Exercise requirements: Find each line with the string "number" and report it.

Source data:
□ □ □ □

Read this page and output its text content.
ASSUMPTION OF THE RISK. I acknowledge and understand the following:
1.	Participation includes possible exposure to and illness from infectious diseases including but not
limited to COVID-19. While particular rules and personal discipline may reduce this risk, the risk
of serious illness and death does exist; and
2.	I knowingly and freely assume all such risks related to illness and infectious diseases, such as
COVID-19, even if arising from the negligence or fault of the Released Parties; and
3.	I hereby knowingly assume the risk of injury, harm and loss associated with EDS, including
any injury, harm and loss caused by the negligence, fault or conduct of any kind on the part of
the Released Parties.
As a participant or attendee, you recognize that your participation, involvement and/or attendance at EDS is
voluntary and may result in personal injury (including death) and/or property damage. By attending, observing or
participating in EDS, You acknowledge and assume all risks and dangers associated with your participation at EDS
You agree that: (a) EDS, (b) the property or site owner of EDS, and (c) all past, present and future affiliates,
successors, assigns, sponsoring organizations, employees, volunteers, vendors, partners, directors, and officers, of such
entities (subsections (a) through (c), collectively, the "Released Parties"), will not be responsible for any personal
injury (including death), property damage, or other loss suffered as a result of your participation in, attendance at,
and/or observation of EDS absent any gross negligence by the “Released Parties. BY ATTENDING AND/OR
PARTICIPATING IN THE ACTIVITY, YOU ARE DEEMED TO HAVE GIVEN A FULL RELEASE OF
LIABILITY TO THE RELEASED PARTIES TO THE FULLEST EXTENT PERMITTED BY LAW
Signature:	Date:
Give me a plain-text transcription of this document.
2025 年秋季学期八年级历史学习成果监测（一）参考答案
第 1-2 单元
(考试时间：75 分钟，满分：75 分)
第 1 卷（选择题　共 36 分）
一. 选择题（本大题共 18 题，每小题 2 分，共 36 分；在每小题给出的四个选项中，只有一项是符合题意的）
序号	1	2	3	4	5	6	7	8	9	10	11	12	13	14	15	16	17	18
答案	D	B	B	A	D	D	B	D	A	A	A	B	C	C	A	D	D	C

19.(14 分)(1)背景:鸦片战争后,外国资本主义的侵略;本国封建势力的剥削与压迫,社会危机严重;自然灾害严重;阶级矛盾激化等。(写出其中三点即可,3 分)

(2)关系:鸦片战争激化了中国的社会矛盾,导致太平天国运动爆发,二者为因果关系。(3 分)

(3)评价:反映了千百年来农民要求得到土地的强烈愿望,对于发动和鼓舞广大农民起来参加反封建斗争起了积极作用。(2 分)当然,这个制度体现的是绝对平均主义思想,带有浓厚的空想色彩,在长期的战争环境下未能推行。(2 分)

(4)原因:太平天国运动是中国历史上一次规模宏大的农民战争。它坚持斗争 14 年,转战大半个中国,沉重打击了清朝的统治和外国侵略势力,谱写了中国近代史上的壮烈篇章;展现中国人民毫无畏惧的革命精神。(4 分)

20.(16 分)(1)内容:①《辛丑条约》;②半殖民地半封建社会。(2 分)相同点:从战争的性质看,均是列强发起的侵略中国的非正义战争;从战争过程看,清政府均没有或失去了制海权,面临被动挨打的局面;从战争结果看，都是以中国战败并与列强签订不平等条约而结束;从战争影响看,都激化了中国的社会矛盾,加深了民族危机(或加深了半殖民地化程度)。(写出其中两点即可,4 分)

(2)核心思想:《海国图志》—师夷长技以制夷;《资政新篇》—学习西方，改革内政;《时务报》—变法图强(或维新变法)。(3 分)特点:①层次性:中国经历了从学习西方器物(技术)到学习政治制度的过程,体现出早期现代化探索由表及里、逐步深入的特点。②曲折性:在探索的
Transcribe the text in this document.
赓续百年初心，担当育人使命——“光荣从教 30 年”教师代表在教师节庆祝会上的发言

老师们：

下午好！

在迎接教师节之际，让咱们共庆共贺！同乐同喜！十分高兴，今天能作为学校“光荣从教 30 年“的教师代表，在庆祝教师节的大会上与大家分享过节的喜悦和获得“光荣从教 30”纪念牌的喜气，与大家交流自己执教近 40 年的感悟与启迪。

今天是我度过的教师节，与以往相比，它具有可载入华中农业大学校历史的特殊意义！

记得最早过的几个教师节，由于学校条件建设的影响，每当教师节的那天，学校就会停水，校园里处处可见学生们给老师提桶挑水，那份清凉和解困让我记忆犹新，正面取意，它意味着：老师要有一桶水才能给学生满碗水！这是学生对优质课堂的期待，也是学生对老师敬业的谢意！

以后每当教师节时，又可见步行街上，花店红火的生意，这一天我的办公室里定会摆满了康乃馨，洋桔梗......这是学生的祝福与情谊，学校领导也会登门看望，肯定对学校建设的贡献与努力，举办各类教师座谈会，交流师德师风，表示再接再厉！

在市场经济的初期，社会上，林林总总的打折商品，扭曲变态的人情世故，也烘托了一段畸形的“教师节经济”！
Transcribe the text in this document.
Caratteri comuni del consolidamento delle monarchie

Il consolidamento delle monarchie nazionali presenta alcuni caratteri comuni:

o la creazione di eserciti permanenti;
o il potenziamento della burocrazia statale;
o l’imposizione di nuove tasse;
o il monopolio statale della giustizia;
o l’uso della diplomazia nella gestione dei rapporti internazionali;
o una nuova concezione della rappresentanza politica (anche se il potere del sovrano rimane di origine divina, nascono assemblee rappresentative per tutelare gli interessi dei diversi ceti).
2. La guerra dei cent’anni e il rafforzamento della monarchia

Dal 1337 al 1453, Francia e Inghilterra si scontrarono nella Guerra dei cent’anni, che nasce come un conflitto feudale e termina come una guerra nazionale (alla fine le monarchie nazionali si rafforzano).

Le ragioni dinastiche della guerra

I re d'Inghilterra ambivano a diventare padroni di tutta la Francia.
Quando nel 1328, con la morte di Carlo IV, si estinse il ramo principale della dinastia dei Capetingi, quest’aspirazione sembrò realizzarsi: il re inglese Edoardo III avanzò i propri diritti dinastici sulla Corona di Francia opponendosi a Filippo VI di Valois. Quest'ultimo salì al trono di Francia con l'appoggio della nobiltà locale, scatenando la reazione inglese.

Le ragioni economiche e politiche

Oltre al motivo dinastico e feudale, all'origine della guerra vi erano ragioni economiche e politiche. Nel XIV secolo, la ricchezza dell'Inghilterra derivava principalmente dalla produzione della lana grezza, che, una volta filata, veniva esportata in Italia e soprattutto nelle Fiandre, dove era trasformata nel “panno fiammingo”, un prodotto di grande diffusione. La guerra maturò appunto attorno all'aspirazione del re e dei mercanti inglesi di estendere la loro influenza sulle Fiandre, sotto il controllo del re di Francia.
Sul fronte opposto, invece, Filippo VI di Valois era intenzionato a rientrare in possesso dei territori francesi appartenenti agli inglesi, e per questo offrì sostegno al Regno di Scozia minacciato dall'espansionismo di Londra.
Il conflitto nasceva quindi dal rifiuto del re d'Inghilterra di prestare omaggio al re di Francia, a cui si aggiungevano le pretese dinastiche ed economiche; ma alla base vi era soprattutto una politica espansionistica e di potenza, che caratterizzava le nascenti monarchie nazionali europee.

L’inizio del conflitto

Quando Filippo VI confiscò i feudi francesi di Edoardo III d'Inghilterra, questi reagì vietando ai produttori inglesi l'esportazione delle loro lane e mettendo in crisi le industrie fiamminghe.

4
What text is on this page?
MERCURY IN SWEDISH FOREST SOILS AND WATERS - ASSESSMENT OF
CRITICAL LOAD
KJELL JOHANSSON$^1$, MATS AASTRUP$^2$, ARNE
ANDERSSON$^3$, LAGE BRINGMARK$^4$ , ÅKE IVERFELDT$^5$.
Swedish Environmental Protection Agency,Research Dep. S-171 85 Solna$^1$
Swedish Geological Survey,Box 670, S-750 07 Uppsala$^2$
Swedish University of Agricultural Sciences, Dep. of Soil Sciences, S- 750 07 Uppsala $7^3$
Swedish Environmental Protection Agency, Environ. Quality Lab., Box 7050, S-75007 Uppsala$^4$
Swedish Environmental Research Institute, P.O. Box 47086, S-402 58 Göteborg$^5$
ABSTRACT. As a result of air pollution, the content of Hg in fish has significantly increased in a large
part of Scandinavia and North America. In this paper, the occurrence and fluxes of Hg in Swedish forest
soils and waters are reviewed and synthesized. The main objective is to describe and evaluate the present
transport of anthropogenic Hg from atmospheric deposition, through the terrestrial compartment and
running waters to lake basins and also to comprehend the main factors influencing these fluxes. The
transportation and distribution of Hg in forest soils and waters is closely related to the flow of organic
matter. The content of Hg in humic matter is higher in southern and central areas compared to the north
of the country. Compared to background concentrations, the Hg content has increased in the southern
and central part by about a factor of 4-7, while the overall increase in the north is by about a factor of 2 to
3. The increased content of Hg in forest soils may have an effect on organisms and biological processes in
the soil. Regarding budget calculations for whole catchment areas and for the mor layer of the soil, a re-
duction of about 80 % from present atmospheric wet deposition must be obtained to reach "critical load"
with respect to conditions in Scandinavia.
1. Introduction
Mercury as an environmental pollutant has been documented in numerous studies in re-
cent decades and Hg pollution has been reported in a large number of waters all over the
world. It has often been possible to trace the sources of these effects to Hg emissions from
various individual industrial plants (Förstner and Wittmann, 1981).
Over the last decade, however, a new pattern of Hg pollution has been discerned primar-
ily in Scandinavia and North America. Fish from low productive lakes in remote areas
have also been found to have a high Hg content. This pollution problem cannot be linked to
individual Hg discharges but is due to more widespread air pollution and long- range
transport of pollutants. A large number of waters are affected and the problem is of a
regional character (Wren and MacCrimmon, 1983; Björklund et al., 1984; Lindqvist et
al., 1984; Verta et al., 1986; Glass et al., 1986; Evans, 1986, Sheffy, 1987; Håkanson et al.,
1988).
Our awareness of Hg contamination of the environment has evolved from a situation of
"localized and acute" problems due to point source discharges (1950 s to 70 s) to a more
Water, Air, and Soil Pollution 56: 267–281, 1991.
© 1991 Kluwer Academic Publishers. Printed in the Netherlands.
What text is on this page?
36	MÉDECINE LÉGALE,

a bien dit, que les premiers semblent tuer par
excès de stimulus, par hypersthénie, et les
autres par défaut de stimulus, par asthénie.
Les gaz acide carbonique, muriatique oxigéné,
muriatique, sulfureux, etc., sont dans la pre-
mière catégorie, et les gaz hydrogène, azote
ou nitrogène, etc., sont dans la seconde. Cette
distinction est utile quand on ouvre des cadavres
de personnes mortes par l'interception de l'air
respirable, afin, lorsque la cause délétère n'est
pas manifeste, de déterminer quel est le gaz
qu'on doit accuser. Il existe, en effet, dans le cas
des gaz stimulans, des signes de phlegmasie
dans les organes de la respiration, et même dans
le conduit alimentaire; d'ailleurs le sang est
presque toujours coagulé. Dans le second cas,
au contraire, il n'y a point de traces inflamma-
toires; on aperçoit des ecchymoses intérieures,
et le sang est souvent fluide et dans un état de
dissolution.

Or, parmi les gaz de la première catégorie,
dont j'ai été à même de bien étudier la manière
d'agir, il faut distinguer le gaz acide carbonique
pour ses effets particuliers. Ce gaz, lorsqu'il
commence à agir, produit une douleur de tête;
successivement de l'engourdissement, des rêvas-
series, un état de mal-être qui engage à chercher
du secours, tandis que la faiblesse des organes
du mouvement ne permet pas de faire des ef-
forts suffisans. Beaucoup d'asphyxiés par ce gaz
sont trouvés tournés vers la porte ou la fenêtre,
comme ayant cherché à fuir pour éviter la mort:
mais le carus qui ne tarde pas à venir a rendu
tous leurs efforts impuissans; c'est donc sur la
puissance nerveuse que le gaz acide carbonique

□ □ □ □

Result of this task:
cent decades and Hg pollution has been reported in a large number of waters all over the
transport of pollutants. A large number of waters are affected and the problem is of a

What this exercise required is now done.